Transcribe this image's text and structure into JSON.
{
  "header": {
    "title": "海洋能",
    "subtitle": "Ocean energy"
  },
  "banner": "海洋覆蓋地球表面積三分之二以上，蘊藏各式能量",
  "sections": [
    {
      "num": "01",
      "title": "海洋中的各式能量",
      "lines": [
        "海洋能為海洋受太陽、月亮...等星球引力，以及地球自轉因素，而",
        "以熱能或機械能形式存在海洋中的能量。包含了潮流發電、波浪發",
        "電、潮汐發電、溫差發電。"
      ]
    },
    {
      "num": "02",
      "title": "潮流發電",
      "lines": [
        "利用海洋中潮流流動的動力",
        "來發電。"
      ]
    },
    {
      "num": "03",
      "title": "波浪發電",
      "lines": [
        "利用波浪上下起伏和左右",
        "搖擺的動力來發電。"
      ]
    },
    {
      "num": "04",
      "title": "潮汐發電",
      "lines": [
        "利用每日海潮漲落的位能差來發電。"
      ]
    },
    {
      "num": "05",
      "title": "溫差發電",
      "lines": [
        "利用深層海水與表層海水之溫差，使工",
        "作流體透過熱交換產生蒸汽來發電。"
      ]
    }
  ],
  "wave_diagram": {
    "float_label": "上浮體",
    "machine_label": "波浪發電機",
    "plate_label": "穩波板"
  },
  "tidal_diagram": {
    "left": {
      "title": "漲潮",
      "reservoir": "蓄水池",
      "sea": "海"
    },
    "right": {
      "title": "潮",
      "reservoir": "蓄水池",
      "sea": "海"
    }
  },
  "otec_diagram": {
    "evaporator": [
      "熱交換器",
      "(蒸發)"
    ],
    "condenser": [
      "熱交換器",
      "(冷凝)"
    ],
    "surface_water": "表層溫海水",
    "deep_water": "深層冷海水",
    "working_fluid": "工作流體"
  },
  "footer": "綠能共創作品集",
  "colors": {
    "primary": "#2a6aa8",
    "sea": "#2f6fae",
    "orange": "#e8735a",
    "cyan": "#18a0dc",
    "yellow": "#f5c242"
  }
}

--- --- ---

WORK REQUIRED: Transcribe every line of the data, exactly as it stands.

ANSWER IN FULL:
Transcribe this image's text and structure into JSON.
{
  "header": {
    "title": "海洋能",
    "subtitle": "Ocean energy"
  },
  "banner": "海洋覆蓋地球表面積三分之二以上，蘊藏各式能量",
  "sections": [
    {
      "num": "01",
      "title": "海洋中的各式能量",
      "lines": [
        "海洋能為海洋受太陽、月亮...等星球引力，以及地球自轉因素，而",
        "以熱能或機械能形式存在海洋中的能量。包含了潮流發電、波浪發",
        "電、潮汐發電、溫差發電。"
      ]
    },
    {
      "num": "02",
      "title": "潮流發電",
      "lines": [
        "利用海洋中潮流流動的動力",
        "來發電。"
      ]
    },
    {
      "num": "03",
      "title": "波浪發電",
      "lines": [
        "利用波浪上下起伏和左右",
        "搖擺的動力來發電。"
      ]
    },
    {
      "num": "04",
      "title": "潮汐發電",
      "lines": [
        "利用每日海潮漲落的位能差來發電。"
      ]
    },
    {
      "num": "05",
      "title": "溫差發電",
      "lines": [
        "利用深層海水與表層海水之溫差，使工",
        "作流體透過熱交換產生蒸汽來發電。"
      ]
    }
  ],
  "wave_diagram": {
    "float_label": "上浮體",
    "machine_label": "波浪發電機",
    "plate_label": "穩波板"
  },
  "tidal_diagram": {
    "left": {
      "title": "漲潮",
      "reservoir": "蓄水池",
      "sea": "海"
    },
    "right": {
      "title": "潮",
      "reservoir": "蓄水池",
      "sea": "海"
    }
  },
  "otec_diagram": {
    "evaporator": [
      "熱交換器",
      "(蒸發)"
    ],
    "condenser": [
      "熱交換器",
      "(冷凝)"
    ],
    "surface_water": "表層溫海水",
    "deep_water": "深層冷海水",
    "working_fluid": "工作流體"
  },
  "footer": "綠能共創作品集",
  "colors": {
    "primary": "#2a6aa8",
    "sea": "#2f6fae",
    "orange": "#e8735a",
    "cyan": "#18a0dc",
    "yellow": "#f5c242"
  }
}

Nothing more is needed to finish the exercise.